=== Task brief ===
Filter the listing below, copying every line in which the word "chevron" appears.

Start of Entries supplied

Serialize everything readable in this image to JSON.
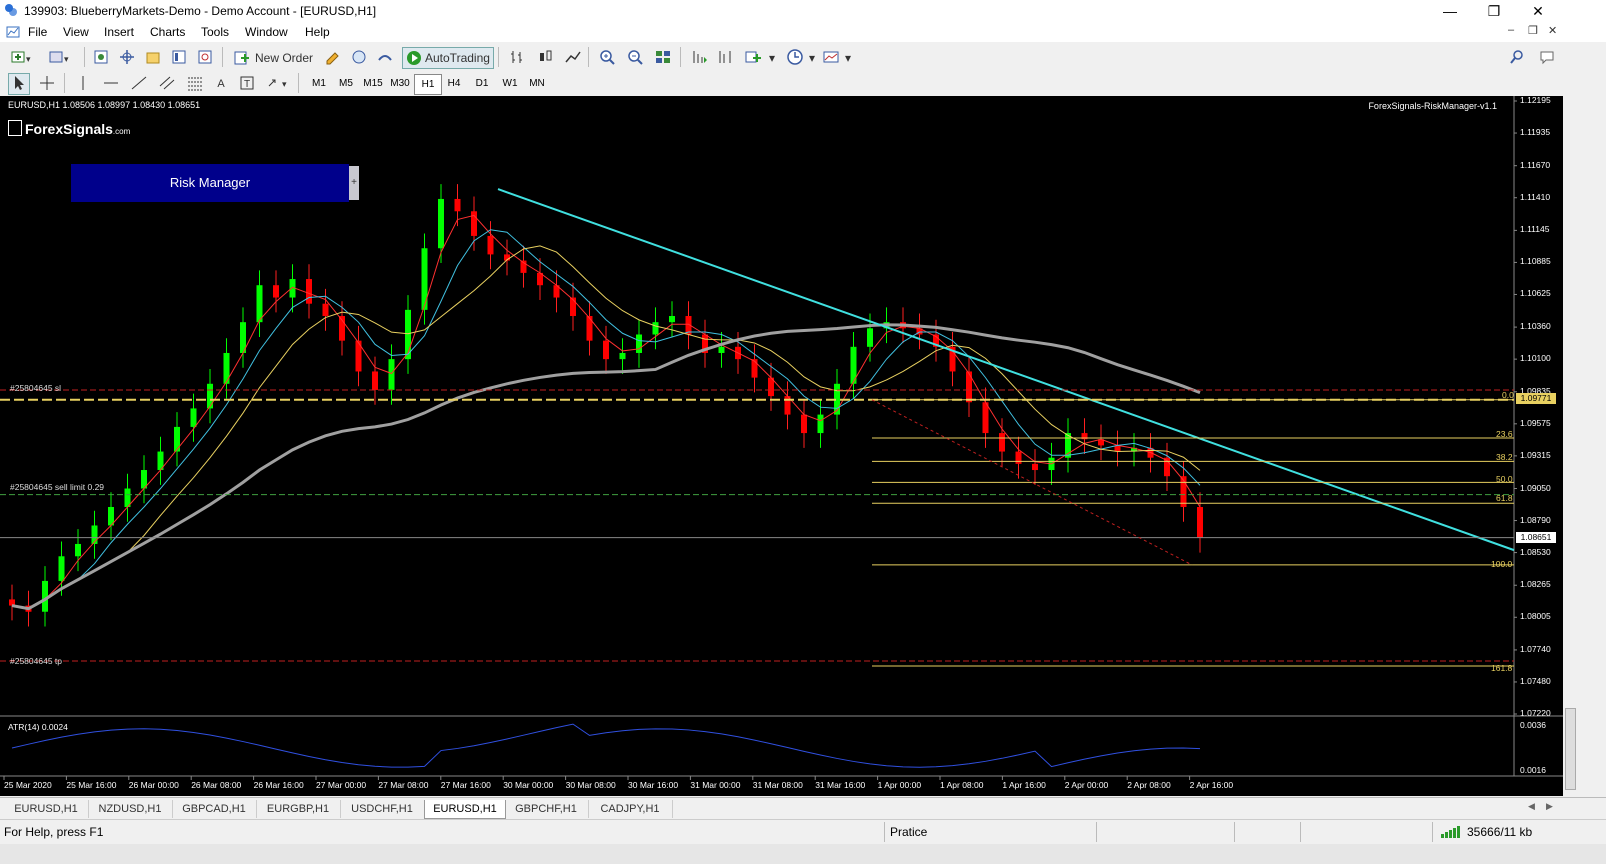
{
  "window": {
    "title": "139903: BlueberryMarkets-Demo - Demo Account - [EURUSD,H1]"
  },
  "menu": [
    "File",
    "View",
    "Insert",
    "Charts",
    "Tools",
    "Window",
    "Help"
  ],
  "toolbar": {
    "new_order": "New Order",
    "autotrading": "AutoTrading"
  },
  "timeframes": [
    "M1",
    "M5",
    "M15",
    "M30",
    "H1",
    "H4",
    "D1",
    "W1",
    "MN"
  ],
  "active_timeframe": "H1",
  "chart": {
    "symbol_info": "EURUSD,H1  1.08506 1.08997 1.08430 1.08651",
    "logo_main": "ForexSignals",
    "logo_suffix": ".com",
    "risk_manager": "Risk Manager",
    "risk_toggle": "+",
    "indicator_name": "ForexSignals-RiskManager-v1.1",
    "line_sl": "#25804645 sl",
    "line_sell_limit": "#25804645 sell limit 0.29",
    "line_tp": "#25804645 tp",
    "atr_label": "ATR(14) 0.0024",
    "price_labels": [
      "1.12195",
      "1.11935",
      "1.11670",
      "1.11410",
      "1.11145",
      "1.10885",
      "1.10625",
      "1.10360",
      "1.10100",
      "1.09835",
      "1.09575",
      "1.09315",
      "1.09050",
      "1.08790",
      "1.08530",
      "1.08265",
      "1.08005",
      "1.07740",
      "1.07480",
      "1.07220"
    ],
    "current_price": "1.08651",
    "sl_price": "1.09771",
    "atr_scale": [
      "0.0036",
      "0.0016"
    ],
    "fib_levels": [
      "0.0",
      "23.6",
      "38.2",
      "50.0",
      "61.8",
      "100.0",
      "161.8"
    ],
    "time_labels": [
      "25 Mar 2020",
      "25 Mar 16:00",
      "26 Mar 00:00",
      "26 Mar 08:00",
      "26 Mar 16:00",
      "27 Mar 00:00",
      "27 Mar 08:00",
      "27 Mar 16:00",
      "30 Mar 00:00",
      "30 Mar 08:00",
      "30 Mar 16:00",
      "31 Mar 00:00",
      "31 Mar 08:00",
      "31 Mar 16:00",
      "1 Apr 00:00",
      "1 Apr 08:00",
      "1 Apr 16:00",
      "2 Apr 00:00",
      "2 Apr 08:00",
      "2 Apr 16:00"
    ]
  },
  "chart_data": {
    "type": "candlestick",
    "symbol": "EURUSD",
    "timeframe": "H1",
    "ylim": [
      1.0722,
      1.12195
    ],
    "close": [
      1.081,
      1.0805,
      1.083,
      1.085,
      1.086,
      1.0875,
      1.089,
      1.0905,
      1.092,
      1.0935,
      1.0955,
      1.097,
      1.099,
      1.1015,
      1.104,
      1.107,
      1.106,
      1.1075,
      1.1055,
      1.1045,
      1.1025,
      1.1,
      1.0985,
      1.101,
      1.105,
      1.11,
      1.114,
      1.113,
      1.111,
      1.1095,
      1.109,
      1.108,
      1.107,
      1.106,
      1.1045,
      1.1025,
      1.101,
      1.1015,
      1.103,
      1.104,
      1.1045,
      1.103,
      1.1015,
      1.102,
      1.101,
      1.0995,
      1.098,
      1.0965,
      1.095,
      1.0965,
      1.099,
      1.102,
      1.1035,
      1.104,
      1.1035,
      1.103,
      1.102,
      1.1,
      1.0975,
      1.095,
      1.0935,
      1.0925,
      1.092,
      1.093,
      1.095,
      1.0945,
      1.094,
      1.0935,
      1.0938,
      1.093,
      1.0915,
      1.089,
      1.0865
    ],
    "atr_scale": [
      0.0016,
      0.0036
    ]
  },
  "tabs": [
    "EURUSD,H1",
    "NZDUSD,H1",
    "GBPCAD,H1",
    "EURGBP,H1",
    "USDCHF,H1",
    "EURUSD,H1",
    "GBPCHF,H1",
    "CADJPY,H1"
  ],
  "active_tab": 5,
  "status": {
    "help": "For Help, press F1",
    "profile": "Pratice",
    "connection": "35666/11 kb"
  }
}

End of Entries supplied
Start of Entries supplied

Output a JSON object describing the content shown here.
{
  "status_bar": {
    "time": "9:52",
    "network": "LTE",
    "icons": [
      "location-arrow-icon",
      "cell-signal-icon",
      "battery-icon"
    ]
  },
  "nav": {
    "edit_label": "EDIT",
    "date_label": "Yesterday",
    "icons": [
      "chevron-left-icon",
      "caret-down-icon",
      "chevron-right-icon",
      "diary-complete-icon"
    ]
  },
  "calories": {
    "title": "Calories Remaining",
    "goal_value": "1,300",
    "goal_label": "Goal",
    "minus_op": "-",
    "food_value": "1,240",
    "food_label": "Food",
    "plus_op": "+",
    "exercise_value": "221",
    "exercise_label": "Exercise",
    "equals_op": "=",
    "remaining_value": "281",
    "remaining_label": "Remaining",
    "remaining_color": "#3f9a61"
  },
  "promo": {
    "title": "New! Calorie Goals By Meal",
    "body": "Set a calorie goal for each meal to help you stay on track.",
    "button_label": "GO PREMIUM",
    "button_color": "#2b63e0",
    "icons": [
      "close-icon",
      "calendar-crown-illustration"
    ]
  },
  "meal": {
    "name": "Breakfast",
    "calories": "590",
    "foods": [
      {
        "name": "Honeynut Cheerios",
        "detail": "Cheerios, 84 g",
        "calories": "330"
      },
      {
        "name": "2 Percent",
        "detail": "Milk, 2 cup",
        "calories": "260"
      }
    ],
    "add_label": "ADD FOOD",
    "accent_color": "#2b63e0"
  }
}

End of Entries supplied

=== Reply ===
      "chevron-left-icon",
      "chevron-right-icon",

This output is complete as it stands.